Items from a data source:
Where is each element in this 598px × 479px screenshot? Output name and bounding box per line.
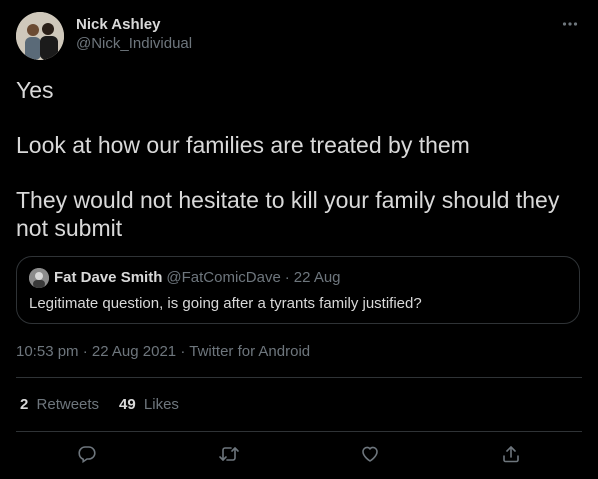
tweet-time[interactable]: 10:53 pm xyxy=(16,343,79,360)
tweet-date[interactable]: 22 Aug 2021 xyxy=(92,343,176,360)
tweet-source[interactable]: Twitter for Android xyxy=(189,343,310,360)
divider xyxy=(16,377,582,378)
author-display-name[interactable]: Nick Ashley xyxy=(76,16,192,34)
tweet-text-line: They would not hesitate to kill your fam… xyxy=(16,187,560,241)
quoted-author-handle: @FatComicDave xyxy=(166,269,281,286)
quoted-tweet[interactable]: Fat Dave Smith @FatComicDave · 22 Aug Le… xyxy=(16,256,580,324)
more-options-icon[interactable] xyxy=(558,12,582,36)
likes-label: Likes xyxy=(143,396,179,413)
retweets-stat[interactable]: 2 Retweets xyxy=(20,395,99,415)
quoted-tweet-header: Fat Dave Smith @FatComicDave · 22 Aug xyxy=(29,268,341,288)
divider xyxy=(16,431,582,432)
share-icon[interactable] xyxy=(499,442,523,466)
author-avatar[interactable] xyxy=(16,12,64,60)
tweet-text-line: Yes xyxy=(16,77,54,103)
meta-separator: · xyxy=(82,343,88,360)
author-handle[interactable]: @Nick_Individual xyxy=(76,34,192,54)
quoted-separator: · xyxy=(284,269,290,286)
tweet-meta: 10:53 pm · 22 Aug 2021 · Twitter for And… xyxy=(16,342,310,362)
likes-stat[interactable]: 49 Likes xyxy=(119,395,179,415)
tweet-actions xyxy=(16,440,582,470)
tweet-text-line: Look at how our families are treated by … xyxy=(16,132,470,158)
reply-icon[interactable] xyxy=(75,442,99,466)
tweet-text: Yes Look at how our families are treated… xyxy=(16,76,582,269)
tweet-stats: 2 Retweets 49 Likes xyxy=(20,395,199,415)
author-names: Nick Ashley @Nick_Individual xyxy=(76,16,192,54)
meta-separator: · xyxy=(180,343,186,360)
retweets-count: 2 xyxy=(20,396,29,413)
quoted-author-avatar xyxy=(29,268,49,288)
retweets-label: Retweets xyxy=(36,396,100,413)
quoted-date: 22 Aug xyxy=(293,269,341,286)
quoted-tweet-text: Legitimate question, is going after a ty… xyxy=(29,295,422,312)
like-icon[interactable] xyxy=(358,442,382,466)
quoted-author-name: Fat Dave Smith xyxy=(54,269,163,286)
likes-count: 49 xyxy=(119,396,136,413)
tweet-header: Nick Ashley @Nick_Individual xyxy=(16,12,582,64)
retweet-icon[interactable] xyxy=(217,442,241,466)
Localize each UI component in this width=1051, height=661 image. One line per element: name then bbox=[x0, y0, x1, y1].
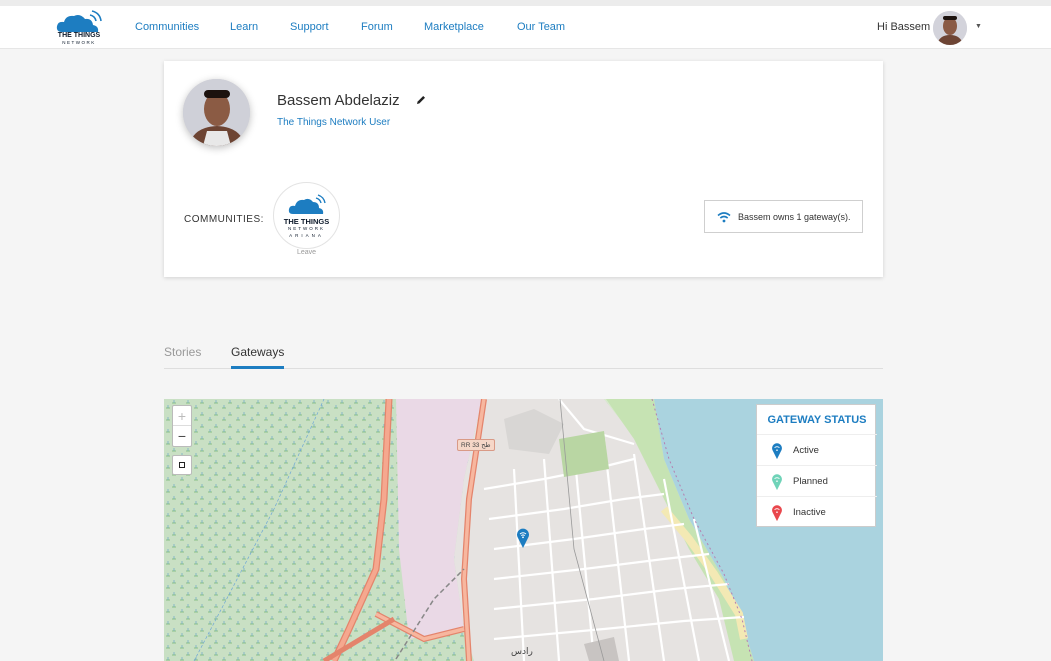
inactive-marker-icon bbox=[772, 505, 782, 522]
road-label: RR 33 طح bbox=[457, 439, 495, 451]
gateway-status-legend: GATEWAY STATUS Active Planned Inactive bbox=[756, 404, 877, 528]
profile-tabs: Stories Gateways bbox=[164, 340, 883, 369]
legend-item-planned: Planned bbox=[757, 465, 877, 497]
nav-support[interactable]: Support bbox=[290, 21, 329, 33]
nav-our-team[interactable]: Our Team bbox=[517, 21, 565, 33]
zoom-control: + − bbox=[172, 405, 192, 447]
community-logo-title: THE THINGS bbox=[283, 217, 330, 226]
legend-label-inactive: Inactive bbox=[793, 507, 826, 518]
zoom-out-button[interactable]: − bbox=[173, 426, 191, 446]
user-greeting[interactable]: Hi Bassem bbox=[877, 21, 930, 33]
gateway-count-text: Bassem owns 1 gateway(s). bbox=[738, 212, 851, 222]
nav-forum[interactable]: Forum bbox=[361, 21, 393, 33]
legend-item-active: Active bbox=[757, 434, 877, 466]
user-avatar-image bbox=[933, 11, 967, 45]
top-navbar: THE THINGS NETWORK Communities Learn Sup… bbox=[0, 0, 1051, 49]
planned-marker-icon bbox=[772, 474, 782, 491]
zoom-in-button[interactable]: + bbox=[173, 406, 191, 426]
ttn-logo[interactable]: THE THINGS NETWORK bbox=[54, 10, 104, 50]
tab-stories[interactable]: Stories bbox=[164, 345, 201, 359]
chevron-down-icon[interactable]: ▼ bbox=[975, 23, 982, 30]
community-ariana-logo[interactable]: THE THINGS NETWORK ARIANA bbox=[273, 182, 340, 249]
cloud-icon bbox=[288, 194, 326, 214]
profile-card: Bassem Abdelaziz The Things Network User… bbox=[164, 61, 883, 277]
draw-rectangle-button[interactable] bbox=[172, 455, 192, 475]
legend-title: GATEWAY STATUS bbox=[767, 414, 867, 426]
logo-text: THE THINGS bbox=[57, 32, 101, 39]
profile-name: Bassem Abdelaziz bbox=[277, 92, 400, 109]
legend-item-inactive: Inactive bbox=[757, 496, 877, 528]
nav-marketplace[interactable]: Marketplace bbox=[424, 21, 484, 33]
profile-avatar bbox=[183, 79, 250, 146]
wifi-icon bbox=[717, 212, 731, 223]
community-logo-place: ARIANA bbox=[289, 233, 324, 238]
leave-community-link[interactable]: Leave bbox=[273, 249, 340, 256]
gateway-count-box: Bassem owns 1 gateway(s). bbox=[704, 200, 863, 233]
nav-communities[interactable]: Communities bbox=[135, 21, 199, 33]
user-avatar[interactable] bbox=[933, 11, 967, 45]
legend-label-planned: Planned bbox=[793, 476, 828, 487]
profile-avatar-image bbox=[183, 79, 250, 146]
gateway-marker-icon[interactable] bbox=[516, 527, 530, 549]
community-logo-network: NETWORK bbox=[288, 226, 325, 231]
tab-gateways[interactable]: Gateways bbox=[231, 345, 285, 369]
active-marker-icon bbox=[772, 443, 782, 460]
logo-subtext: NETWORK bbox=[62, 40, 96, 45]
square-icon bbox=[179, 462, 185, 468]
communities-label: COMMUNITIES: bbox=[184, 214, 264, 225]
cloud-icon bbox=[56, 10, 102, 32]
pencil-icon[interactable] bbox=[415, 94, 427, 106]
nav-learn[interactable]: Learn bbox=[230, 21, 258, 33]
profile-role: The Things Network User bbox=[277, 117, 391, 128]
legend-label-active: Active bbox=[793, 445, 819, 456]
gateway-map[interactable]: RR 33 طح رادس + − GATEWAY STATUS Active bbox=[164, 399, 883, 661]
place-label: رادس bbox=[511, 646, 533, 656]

TASK GOAL: Rewrite every one of the rows above with each "divider" replaced by "rule", keeping everything else the same. Leave the pictures out.

SOLUTION TO THIS PROBLEM:
Where is each element in this 598px × 479px screenshot? Output name and bounding box per line.
tweet-time[interactable]: 10:53 pm xyxy=(16,343,79,360)
tweet-date[interactable]: 22 Aug 2021 xyxy=(92,343,176,360)
tweet-source[interactable]: Twitter for Android xyxy=(189,343,310,360)
rule xyxy=(16,377,582,378)
author-display-name[interactable]: Nick Ashley xyxy=(76,16,192,34)
tweet-text-line: They would not hesitate to kill your fam… xyxy=(16,187,560,241)
quoted-author-handle: @FatComicDave xyxy=(166,269,281,286)
quoted-tweet[interactable]: Fat Dave Smith @FatComicDave · 22 Aug Le… xyxy=(16,256,580,324)
more-options-icon[interactable] xyxy=(558,12,582,36)
likes-label: Likes xyxy=(143,396,179,413)
retweets-stat[interactable]: 2 Retweets xyxy=(20,395,99,415)
quoted-tweet-header: Fat Dave Smith @FatComicDave · 22 Aug xyxy=(29,268,341,288)
rule xyxy=(16,431,582,432)
share-icon[interactable] xyxy=(499,442,523,466)
author-avatar[interactable] xyxy=(16,12,64,60)
tweet-text-line: Yes xyxy=(16,77,54,103)
meta-separator: · xyxy=(82,343,88,360)
author-handle[interactable]: @Nick_Individual xyxy=(76,34,192,54)
quoted-separator: · xyxy=(284,269,290,286)
tweet-meta: 10:53 pm · 22 Aug 2021 · Twitter for And… xyxy=(16,342,310,362)
likes-stat[interactable]: 49 Likes xyxy=(119,395,179,415)
tweet-actions xyxy=(16,440,582,470)
tweet-text-line: Look at how our families are treated by … xyxy=(16,132,470,158)
reply-icon[interactable] xyxy=(75,442,99,466)
tweet-text: Yes Look at how our families are treated… xyxy=(16,76,582,269)
tweet-stats: 2 Retweets 49 Likes xyxy=(20,395,199,415)
author-names: Nick Ashley @Nick_Individual xyxy=(76,16,192,54)
meta-separator: · xyxy=(180,343,186,360)
retweets-count: 2 xyxy=(20,396,29,413)
quoted-author-avatar xyxy=(29,268,49,288)
retweets-label: Retweets xyxy=(36,396,100,413)
quoted-date: 22 Aug xyxy=(293,269,341,286)
quoted-tweet-text: Legitimate question, is going after a ty… xyxy=(29,295,422,312)
like-icon[interactable] xyxy=(358,442,382,466)
quoted-author-name: Fat Dave Smith xyxy=(54,269,163,286)
likes-count: 49 xyxy=(119,396,136,413)
tweet-header: Nick Ashley @Nick_Individual xyxy=(16,12,582,64)
retweet-icon[interactable] xyxy=(217,442,241,466)
Localize each UI component in this width=1051, height=661 image. One line per element: name then bbox=[x0, y0, x1, y1].
inactive-marker-icon bbox=[772, 505, 782, 522]
road-label: RR 33 طح bbox=[457, 439, 495, 451]
gateway-status-legend: GATEWAY STATUS Active Planned Inactive bbox=[756, 404, 877, 528]
profile-tabs: Stories Gateways bbox=[164, 340, 883, 369]
legend-item-planned: Planned bbox=[757, 465, 877, 497]
nav-support[interactable]: Support bbox=[290, 21, 329, 33]
nav-our-team[interactable]: Our Team bbox=[517, 21, 565, 33]
zoom-control: + − bbox=[172, 405, 192, 447]
community-logo-title: THE THINGS bbox=[283, 217, 330, 226]
legend-label-inactive: Inactive bbox=[793, 507, 826, 518]
zoom-out-button[interactable]: − bbox=[173, 426, 191, 446]
user-greeting[interactable]: Hi Bassem bbox=[877, 21, 930, 33]
gateway-count-text: Bassem owns 1 gateway(s). bbox=[738, 212, 851, 222]
nav-forum[interactable]: Forum bbox=[361, 21, 393, 33]
legend-item-active: Active bbox=[757, 434, 877, 466]
user-avatar-image bbox=[933, 11, 967, 45]
top-navbar: THE THINGS NETWORK Communities Learn Sup… bbox=[0, 0, 1051, 49]
planned-marker-icon bbox=[772, 474, 782, 491]
zoom-in-button[interactable]: + bbox=[173, 406, 191, 426]
ttn-logo[interactable]: THE THINGS NETWORK bbox=[54, 10, 104, 50]
tab-stories[interactable]: Stories bbox=[164, 345, 201, 359]
chevron-down-icon[interactable]: ▼ bbox=[975, 23, 982, 30]
community-ariana-logo[interactable]: THE THINGS NETWORK ARIANA bbox=[273, 182, 340, 249]
cloud-icon bbox=[288, 194, 326, 214]
profile-card: Bassem Abdelaziz The Things Network User… bbox=[164, 61, 883, 277]
draw-rectangle-button[interactable] bbox=[172, 455, 192, 475]
legend-title: GATEWAY STATUS bbox=[767, 414, 867, 426]
logo-text: THE THINGS bbox=[57, 32, 101, 39]
profile-name: Bassem Abdelaziz bbox=[277, 92, 400, 109]
legend-item-inactive: Inactive bbox=[757, 496, 877, 528]
nav-marketplace[interactable]: Marketplace bbox=[424, 21, 484, 33]
profile-avatar bbox=[183, 79, 250, 146]
wifi-icon bbox=[717, 212, 731, 223]
community-logo-place: ARIANA bbox=[289, 233, 324, 238]
leave-community-link[interactable]: Leave bbox=[273, 249, 340, 256]
gateway-count-box: Bassem owns 1 gateway(s). bbox=[704, 200, 863, 233]
nav-communities[interactable]: Communities bbox=[135, 21, 199, 33]
user-avatar[interactable] bbox=[933, 11, 967, 45]
legend-label-planned: Planned bbox=[793, 476, 828, 487]
profile-avatar-image bbox=[183, 79, 250, 146]
gateway-marker-icon[interactable] bbox=[516, 527, 530, 549]
community-logo-network: NETWORK bbox=[288, 226, 325, 231]
tab-gateways[interactable]: Gateways bbox=[231, 345, 285, 369]
active-marker-icon bbox=[772, 443, 782, 460]
logo-subtext: NETWORK bbox=[62, 40, 96, 45]
square-icon bbox=[179, 462, 185, 468]
communities-label: COMMUNITIES: bbox=[184, 214, 264, 225]
cloud-icon bbox=[56, 10, 102, 32]
pencil-icon[interactable] bbox=[415, 94, 427, 106]
nav-learn[interactable]: Learn bbox=[230, 21, 258, 33]
profile-role: The Things Network User bbox=[277, 117, 391, 128]
legend-label-active: Active bbox=[793, 445, 819, 456]
gateway-map[interactable]: RR 33 طح رادس + − GATEWAY STATUS Active bbox=[164, 399, 883, 661]
place-label: رادس bbox=[511, 646, 533, 656]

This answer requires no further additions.